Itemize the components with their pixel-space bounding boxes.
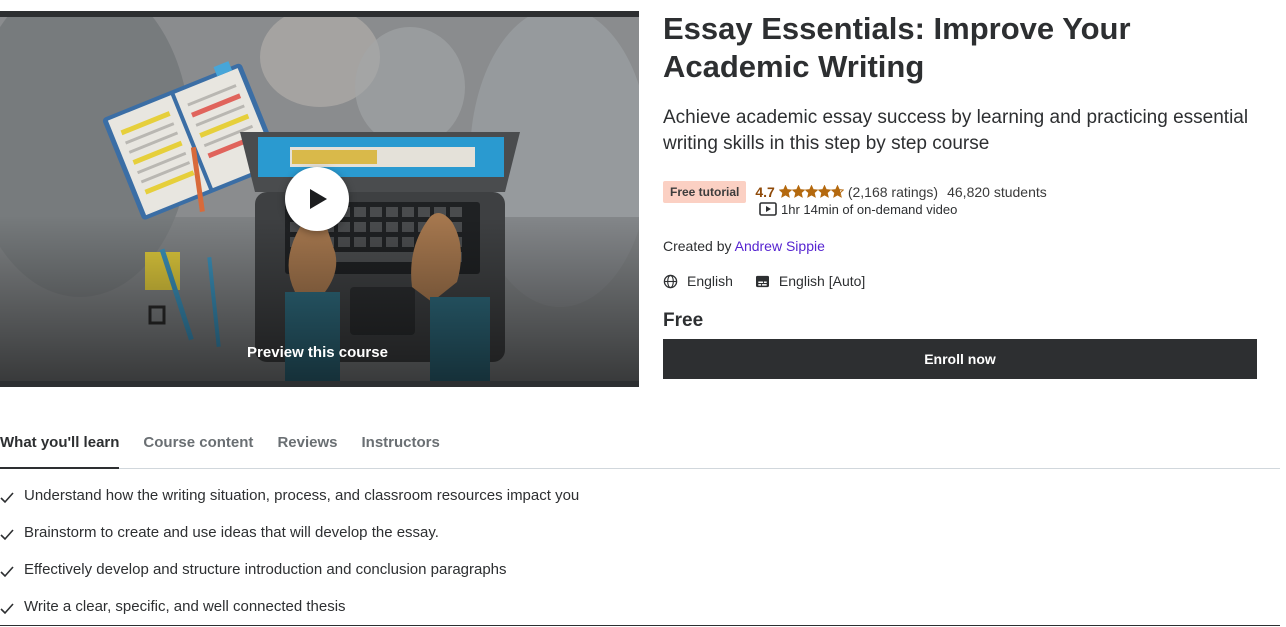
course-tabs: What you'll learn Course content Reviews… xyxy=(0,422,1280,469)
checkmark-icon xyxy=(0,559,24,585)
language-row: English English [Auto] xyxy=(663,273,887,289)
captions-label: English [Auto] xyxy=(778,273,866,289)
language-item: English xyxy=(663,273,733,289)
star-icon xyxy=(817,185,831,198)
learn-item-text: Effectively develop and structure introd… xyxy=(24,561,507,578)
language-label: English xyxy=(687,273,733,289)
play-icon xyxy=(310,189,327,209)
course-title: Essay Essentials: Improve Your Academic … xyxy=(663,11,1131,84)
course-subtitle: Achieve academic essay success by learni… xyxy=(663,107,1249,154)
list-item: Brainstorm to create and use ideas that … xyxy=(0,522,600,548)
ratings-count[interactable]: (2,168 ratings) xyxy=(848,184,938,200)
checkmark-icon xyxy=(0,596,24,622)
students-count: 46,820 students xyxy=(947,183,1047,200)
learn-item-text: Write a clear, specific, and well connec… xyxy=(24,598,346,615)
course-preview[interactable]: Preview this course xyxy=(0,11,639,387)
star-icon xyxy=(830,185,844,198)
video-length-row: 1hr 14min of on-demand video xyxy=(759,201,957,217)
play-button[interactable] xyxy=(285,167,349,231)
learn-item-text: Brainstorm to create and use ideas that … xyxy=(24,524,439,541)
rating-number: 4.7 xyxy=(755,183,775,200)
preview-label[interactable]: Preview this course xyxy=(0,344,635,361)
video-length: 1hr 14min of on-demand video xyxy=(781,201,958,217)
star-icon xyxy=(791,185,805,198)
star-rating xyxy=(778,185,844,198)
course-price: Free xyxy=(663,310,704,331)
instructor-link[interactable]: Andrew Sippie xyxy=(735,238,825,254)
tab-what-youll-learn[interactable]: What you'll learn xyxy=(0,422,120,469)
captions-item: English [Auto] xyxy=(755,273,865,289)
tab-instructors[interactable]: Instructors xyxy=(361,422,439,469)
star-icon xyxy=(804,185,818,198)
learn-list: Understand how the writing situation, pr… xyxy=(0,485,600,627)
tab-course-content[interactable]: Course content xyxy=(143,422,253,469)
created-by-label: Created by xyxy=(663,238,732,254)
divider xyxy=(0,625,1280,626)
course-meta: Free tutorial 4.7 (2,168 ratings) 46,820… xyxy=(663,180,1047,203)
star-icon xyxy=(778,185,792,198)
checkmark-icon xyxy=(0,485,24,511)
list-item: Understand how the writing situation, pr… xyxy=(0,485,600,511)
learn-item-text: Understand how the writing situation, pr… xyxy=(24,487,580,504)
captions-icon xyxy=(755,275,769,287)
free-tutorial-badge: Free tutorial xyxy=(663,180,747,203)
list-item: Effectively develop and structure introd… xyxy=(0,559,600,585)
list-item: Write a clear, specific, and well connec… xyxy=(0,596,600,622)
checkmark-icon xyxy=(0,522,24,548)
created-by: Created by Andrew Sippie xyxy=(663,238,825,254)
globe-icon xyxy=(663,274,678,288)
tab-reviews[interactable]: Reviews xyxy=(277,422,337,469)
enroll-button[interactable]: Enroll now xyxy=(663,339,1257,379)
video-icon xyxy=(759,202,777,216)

--

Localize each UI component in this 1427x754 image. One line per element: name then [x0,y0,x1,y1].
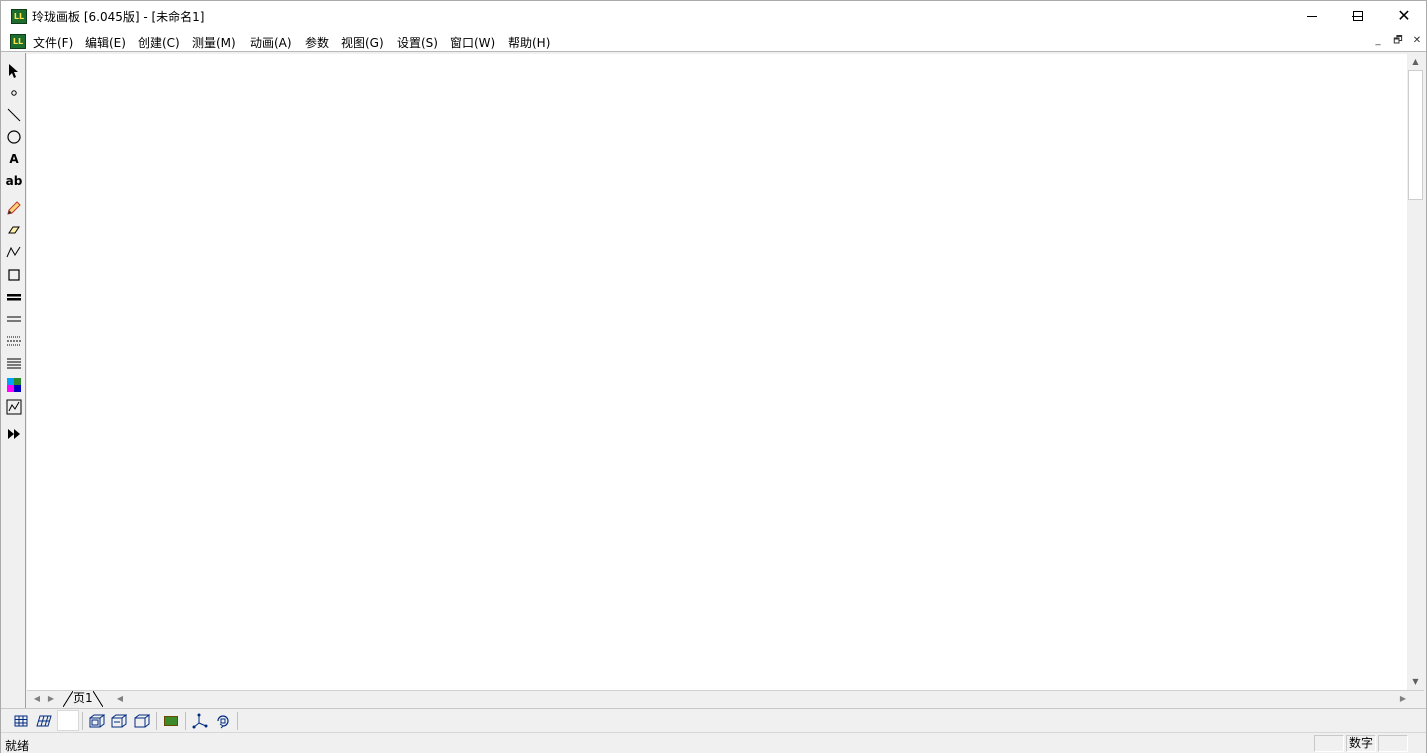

==

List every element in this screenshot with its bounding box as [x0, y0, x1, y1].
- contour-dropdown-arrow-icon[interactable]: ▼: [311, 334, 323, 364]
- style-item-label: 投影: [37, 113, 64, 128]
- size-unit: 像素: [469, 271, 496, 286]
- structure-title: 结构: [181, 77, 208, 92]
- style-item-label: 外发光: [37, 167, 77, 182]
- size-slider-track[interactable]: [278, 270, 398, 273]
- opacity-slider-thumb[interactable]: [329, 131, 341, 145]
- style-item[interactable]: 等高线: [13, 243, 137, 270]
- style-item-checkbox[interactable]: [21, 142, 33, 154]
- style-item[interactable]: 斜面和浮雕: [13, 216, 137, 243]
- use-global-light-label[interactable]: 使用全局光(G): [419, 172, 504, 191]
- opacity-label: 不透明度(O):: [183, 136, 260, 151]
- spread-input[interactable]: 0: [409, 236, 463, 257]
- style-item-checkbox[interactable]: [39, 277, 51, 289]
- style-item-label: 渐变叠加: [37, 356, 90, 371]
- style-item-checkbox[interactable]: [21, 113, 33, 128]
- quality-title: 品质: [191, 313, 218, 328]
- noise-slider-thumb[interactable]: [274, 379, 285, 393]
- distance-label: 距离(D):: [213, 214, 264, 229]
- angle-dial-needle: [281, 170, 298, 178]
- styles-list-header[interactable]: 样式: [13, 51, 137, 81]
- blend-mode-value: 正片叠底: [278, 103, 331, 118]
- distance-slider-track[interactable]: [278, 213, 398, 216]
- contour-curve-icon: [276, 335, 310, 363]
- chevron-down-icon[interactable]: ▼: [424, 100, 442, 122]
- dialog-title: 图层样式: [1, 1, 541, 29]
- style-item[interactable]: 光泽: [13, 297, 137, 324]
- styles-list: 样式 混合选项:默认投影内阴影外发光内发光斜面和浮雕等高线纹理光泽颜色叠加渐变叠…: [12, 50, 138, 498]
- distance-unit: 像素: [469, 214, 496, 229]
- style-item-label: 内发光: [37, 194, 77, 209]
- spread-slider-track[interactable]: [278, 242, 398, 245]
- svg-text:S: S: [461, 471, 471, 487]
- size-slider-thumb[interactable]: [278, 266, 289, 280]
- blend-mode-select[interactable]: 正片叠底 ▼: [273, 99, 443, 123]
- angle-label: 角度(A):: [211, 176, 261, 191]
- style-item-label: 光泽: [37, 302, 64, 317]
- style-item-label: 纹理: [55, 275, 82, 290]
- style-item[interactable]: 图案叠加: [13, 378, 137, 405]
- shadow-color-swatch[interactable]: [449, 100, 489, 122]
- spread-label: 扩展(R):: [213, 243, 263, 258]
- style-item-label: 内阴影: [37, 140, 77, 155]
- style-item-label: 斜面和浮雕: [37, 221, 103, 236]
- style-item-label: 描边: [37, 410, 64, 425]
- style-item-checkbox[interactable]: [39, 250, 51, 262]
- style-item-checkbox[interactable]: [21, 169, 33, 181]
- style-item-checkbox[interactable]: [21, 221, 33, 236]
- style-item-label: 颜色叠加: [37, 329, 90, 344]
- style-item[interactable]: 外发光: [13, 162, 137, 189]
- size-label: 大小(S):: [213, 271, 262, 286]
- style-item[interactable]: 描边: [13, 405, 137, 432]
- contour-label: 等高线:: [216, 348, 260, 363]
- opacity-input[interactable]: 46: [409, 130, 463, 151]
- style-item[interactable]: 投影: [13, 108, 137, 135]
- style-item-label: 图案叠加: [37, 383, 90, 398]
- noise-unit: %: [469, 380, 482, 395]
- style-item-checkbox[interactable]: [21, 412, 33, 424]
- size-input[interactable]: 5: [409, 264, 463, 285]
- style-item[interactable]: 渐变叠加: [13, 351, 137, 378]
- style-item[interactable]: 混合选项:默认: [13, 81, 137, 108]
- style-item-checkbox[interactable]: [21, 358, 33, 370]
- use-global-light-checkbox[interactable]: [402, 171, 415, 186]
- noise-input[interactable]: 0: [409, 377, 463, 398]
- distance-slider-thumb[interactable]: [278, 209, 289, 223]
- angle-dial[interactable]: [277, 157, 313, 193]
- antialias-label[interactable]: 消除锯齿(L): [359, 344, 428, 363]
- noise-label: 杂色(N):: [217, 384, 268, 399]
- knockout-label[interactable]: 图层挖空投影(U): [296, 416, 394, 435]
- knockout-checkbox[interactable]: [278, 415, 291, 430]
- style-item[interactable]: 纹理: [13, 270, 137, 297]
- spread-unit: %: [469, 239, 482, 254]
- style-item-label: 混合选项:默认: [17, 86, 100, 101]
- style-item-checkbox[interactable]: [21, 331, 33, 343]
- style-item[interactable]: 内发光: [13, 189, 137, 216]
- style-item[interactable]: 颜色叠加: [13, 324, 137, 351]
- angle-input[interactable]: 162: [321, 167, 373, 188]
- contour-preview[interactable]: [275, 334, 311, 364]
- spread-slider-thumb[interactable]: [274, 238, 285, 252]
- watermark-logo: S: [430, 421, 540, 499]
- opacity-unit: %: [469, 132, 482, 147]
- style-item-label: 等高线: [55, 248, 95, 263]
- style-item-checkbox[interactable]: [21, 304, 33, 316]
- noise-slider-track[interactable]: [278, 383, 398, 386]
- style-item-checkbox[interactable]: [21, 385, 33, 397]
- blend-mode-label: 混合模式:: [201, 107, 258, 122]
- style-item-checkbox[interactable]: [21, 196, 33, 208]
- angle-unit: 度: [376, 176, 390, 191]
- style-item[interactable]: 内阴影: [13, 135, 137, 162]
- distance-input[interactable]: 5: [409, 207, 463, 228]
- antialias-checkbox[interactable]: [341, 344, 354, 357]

[Exercise prompt]
Reproduce everything in the records from the line containing "Itemize the components" down to the line containing "star-icon xyxy=(817,185,831,198)", both included, leaving the pictures out.

[Answer to this task]
Itemize the components with their pixel-space bounding boxes.
course-tabs: What you'll learn Course content Reviews… xyxy=(0,422,1280,469)
checkmark-icon xyxy=(0,559,24,585)
language-row: English English [Auto] xyxy=(663,273,887,289)
captions-label: English [Auto] xyxy=(778,273,866,289)
language-item: English xyxy=(663,273,733,289)
star-icon xyxy=(817,185,831,198)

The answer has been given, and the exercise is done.